### ПОСТАВЛЕННАЯ ЗАДАЧА
Кто, по словам Катаева во фрагменте страницы ниже, лучше всех пишет сегодня на русском языке?

Добавить в цитаты Настройки чтения

Страница 5 из 33



«Можно, – был нам ответ, – марксистское представление о Прекрасном так масштабно, что не стоит эмпирикой мельчить тему».

Тогда я только посмеялся. Но теперь, четыре десятилетия прошло, и сам иногда могу так построить лекцию или статью, чтобы и тренды были налицо, и дискурсы чтобы не бездельничали, а ни одной книги – то есть того, что, собственно, и составляет литературу, – названо не будет.

Наловчился, выходит, и я не мельчить тему.

На встречу с молодыми провинциальными критиками пригласили Катаева[67]. «Вертер» написан еще не был, но «Святой колодец» и «Траву забвения» уже твердили наизусть – по крайней мере, все те, кто, как и я в ту пору, считал литературу, прежде всего, атакой стилем.

Это казалось невозможным, чуть ли не оксюмороном – вы поглядите-ка: лауреат сталинских премий, секретарь, начальник, казалось бы, пробу ставить негде, и гражданская репутация более чем сомнительна, и вдруг такой, ну надо же, такой виртуоз, такой мастер!..

Как тут встречу пропустить, а если повезет, как не спросить о чем-нибудь важном, судьбоносном!

Спросить удавалось, а вот ответы разочаровывали. Валентин Петрович явно отбывал номер и с нами говорил через губу, отнюдь не воспламеняясь. Так что если и мастер-класс это был, то барственной снисходительности. Не больше.

Ровно до тех пор, пока кто-то из нас не начал свой вопрос со слов: «Валентин Петрович, вот вы сегодня лучше всех пишете на русском языке[68]. Скажите, пожалуйста…»

«Скажу, – прервал вопрошателя Катаев. – Скажу, что лучше всех на русском языке сегодня пишет Владимир Набоков[69]. Все услышали, нет? Тогда я повторю – и будто в разрядку – НА-БО-КОВ!»

И, помедлив, обвел глазами зал: «Я – второй».

Семидесятые, знаете ли, годы. Известный своей, знаете ли, самовлюбленностью и своим, знаете ли, конформизмом сталинский лауреат[70].

Прочел в комменте к одной из своих давних записей: «Писателей оправдывает то, что они – прекрасные собутыльники. А среди поэтов иногда встречаются еще и симпатичные барышни…» И нечаянно вспомнилось.

В первой половине семидесятых я побывал подряд на нескольких семинарах молодых критиков. Юноши были разные, а вот барышни – все, как на подбор, страшненькие. Нетрудно было задуматься, что вот, мол, наша профессия только «синим чулкам» и впору. И лишь десятилетия спустя от некоей союзовский функционерки услышал, что такой была сознательная установка писательского начальства. Симпатичных на семинары в Дубулты и Переделкино не брать: чтобы семинаристы и их руководители в особенности не изблядовались.

Теперь-то от писательских союзов только тень и осталось. А девушек, что в критики нынче идут, хоть на подиум вызывай. Да посмотрите, скажу я вам, на попуганок – ведь чудо же, как хороши!..

### ИСХОДНЫЕ МАТЕРИАЛЫ
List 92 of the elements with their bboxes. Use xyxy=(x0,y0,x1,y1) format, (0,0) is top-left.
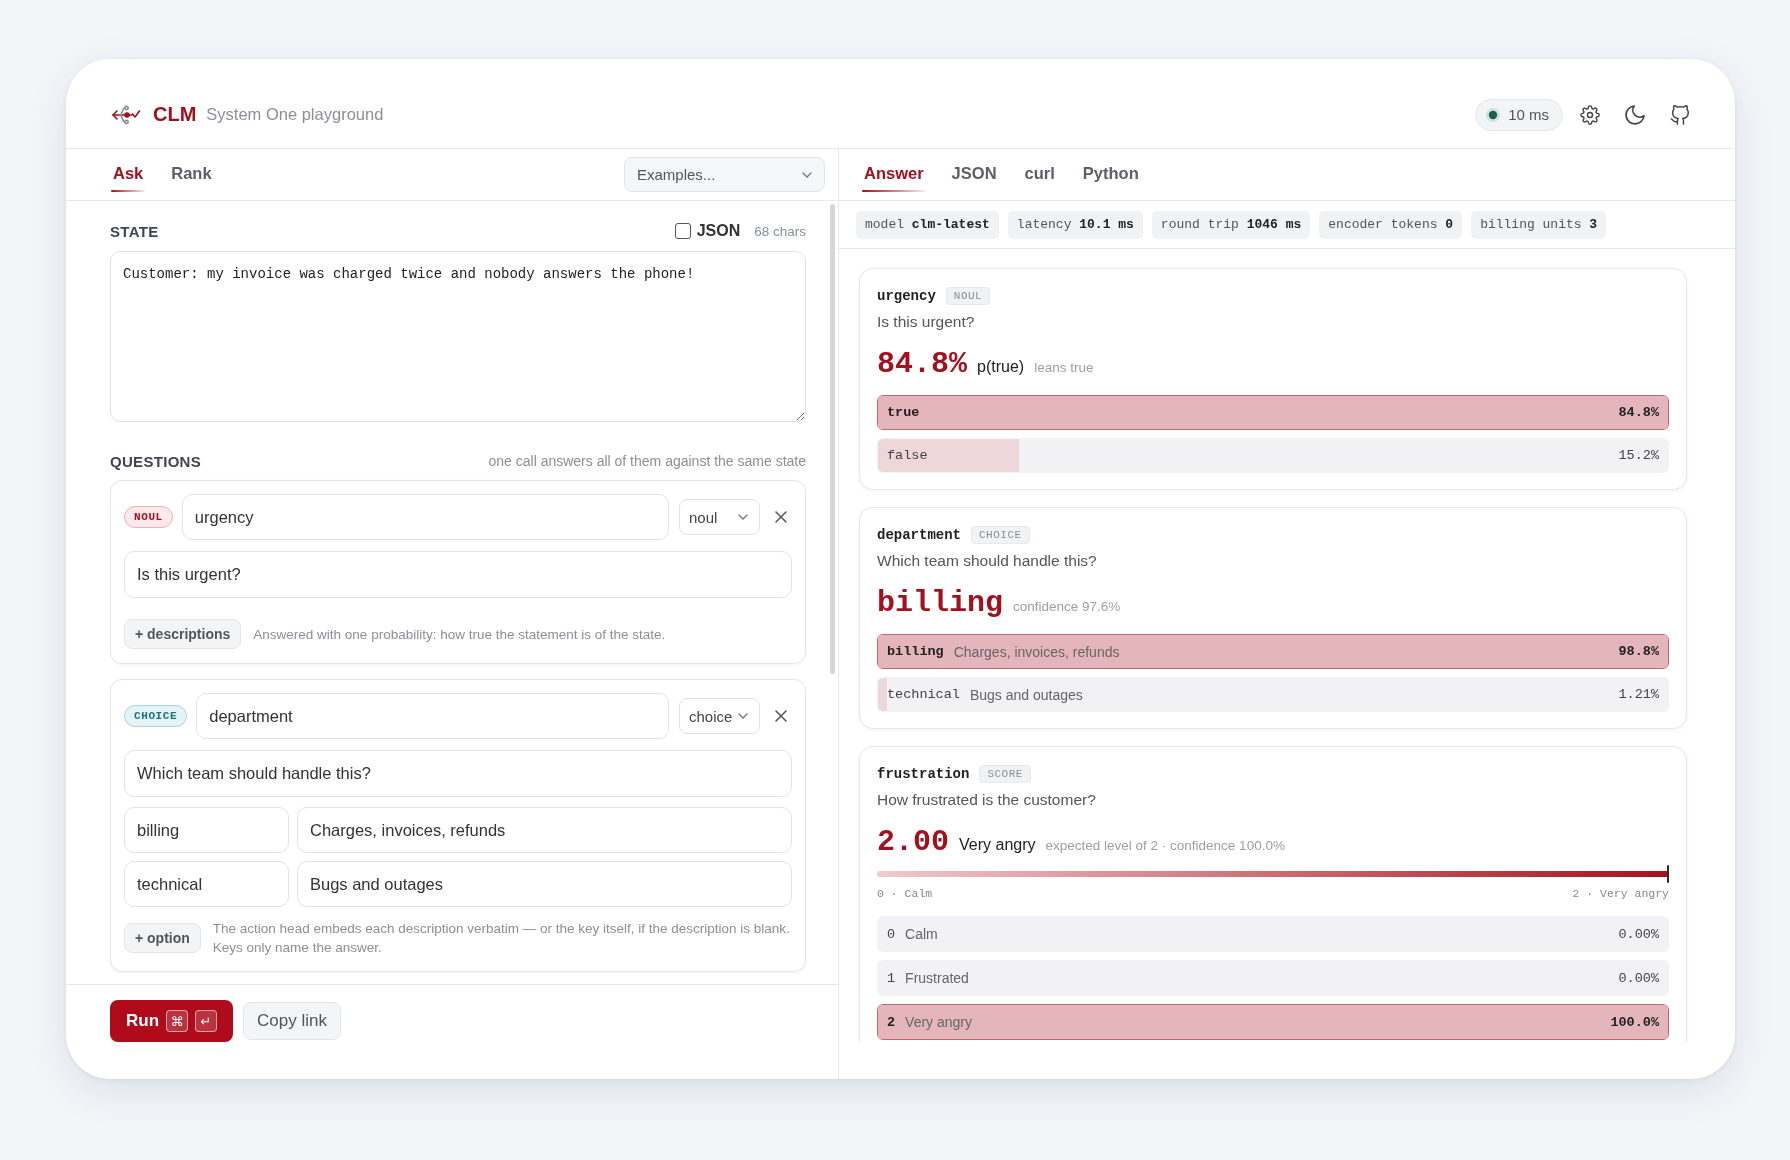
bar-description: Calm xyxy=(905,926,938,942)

### ОТВЕТ НА ЗАДАНИЕ
По словам Катаева, лучше всех на русском языке сегодня пишет Владимир Набоков.